* AVAILABLE RECORDS:
-------

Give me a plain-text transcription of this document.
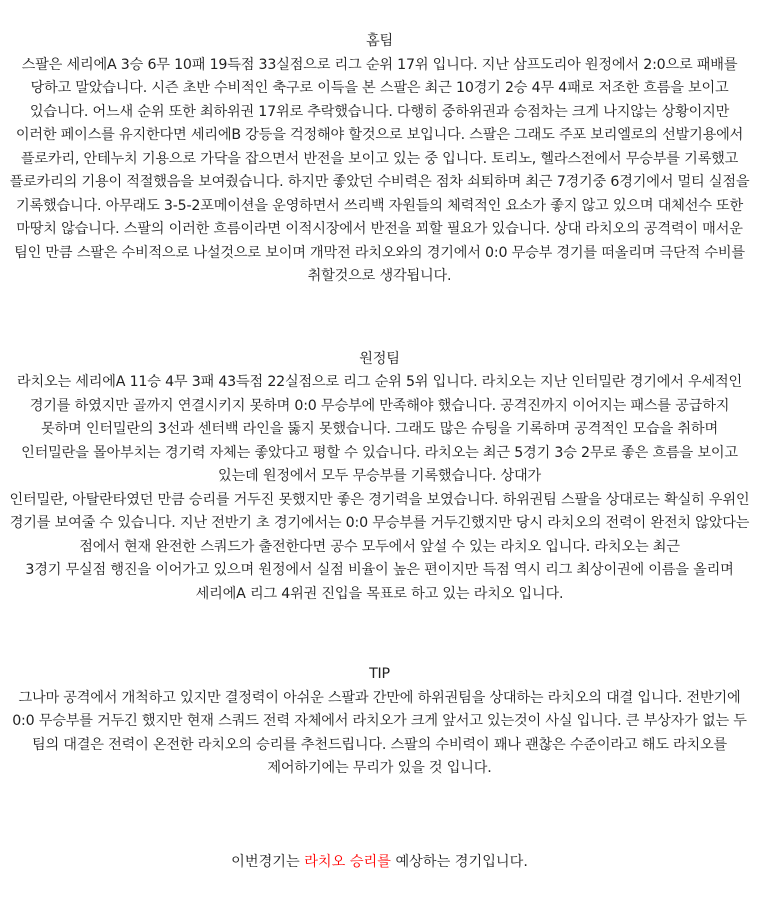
홈팀

스팔은 세리에A 3승 6무 10패 19득점 33실점으로 리그 순위 17위 입니다. 지난 삼프도리아 원정에서 2:0으로 패배를 당하고 말았습니다. 시즌 초반 수비적인 축구로 이득을 본 스팔은 최근 10경기 2승 4무 4패로 저조한 흐름을 보이고 있습니다. 어느새 순위 또한 최하위권 17위로 추락했습니다. 다행히 중하위권과 승점차는 크게 나지않는 상황이지만 이러한 페이스를 유지한다면 세리에B 강등을 걱정해야 할것으로 보입니다. 스팔은 그래도 주포 보리엘로의 선발기용에서 플로카리, 안테누치 기용으로 가닥을 잡으면서 반전을 보이고 있는 중 입니다. 토리노, 헬라스전에서 무승부를 기록했고 플로카리의 기용이 적절했음을 보여줬습니다. 하지만 좋았던 수비력은 점차 쇠퇴하며 최근 7경기중 6경기에서 멀티 실점을 기록했습니다. 아무래도 3-5-2포메이션을 운영하면서 쓰리백 자원들의 체력적인 요소가 좋지 않고 있으며 대체선수 또한 마땅치 않습니다. 스팔의 이러한 흐름이라면 이적시장에서 반전을 꾀할 필요가 있습니다. 상대 라치오의 공격력이 매서운 팀인 만큼 스팔은 수비적으로 나설것으로 보이며 개막전 라치오와의 경기에서 0:0 무승부 경기를 떠올리며 극단적 수비를 취할것으로 생각됩니다.

원정팀

라치오는 세리에A 11승 4무 3패 43득점 22실점으로 리그 순위 5위 입니다. 라치오는 지난 인터밀란 경기에서 우세적인 경기를 하였지만 골까지 연결시키지 못하며 0:0 무승부에 만족해야 했습니다. 공격진까지 이어지는 패스를 공급하지 못하며 인터밀란의 3선과 센터백 라인을 뚫지 못했습니다. 그래도 많은 슈팅을 기록하며 공격적인 모습을 취하며 인터밀란을 몰아부치는 경기력 자체는 좋았다고 평할 수 있습니다. 라치오는 최근 5경기 3승 2무로 좋은 흐름을 보이고 있는데 원정에서 모두 무승부를 기록했습니다. 상대가

인터밀란, 아탈란타였던 만큼 승리를 거두진 못했지만 좋은 경기력을 보였습니다. 하위권팀 스팔을 상대로는 확실히 우위인 경기를 보여줄 수 있습니다. 지난 전반기 초 경기에서는 0:0 무승부를 거두긴했지만 당시 라치오의 전력이 완전치 않았다는 점에서 현재 완전한 스쿼드가 출전한다면 공수 모두에서 앞설 수 있는 라치오 입니다. 라치오는 최근

3경기 무실점 행진을 이어가고 있으며 원정에서 실점 비율이 높은 편이지만 득점 역시 리그 최상이권에 이름을 올리며 세리에A 리그 4위권 진입을 목표로 하고 있는 라치오 입니다.

TIP

그나마 공격에서 개척하고 있지만 결정력이 아쉬운 스팔과 간만에 하위권팀을 상대하는 라치오의 대결 입니다. 전반기에 0:0 무승부를 거두긴 했지만 현재 스쿼드 전력 자체에서 라치오가 크게 앞서고 있는것이 사실 입니다. 큰 부상자가 없는 두 팀의 대결은 전력이 온전한 라치오의 승리를 추천드립니다. 스팔의 수비력이 꽤나 괜찮은 수준이라고 해도 라치오를 제어하기에는 무리가 있을 것 입니다.

이번경기는 라치오 승리를 예상하는 경기입니다.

-------

* SET PROBLEM: Write out the data precisely as given, excluding the pictures.

* RESULT OF THE TASK:
Give me a plain-text transcription of this document.
홈팀

스팔은 세리에A 3승 6무 10패 19득점 33실점으로 리그 순위 17위 입니다. 지난 삼프도리아 원정에서 2:0으로 패배를 당하고 말았습니다. 시즌 초반 수비적인 축구로 이득을 본 스팔은 최근 10경기 2승 4무 4패로 저조한 흐름을 보이고 있습니다. 어느새 순위 또한 최하위권 17위로 추락했습니다. 다행히 중하위권과 승점차는 크게 나지않는 상황이지만 이러한 페이스를 유지한다면 세리에B 강등을 걱정해야 할것으로 보입니다. 스팔은 그래도 주포 보리엘로의 선발기용에서 플로카리, 안테누치 기용으로 가닥을 잡으면서 반전을 보이고 있는 중 입니다. 토리노, 헬라스전에서 무승부를 기록했고 플로카리의 기용이 적절했음을 보여줬습니다. 하지만 좋았던 수비력은 점차 쇠퇴하며 최근 7경기중 6경기에서 멀티 실점을 기록했습니다. 아무래도 3-5-2포메이션을 운영하면서 쓰리백 자원들의 체력적인 요소가 좋지 않고 있으며 대체선수 또한 마땅치 않습니다. 스팔의 이러한 흐름이라면 이적시장에서 반전을 꾀할 필요가 있습니다. 상대 라치오의 공격력이 매서운 팀인 만큼 스팔은 수비적으로 나설것으로 보이며 개막전 라치오와의 경기에서 0:0 무승부 경기를 떠올리며 극단적 수비를 취할것으로 생각됩니다.

원정팀

라치오는 세리에A 11승 4무 3패 43득점 22실점으로 리그 순위 5위 입니다. 라치오는 지난 인터밀란 경기에서 우세적인 경기를 하였지만 골까지 연결시키지 못하며 0:0 무승부에 만족해야 했습니다. 공격진까지 이어지는 패스를 공급하지 못하며 인터밀란의 3선과 센터백 라인을 뚫지 못했습니다. 그래도 많은 슈팅을 기록하며 공격적인 모습을 취하며 인터밀란을 몰아부치는 경기력 자체는 좋았다고 평할 수 있습니다. 라치오는 최근 5경기 3승 2무로 좋은 흐름을 보이고 있는데 원정에서 모두 무승부를 기록했습니다. 상대가

인터밀란, 아탈란타였던 만큼 승리를 거두진 못했지만 좋은 경기력을 보였습니다. 하위권팀 스팔을 상대로는 확실히 우위인 경기를 보여줄 수 있습니다. 지난 전반기 초 경기에서는 0:0 무승부를 거두긴했지만 당시 라치오의 전력이 완전치 않았다는 점에서 현재 완전한 스쿼드가 출전한다면 공수 모두에서 앞설 수 있는 라치오 입니다. 라치오는 최근

3경기 무실점 행진을 이어가고 있으며 원정에서 실점 비율이 높은 편이지만 득점 역시 리그 최상이권에 이름을 올리며 세리에A 리그 4위권 진입을 목표로 하고 있는 라치오 입니다.

TIP

그나마 공격에서 개척하고 있지만 결정력이 아쉬운 스팔과 간만에 하위권팀을 상대하는 라치오의 대결 입니다. 전반기에 0:0 무승부를 거두긴 했지만 현재 스쿼드 전력 자체에서 라치오가 크게 앞서고 있는것이 사실 입니다. 큰 부상자가 없는 두 팀의 대결은 전력이 온전한 라치오의 승리를 추천드립니다. 스팔의 수비력이 꽤나 괜찮은 수준이라고 해도 라치오를 제어하기에는 무리가 있을 것 입니다.

이번경기는 라치오 승리를 예상하는 경기입니다.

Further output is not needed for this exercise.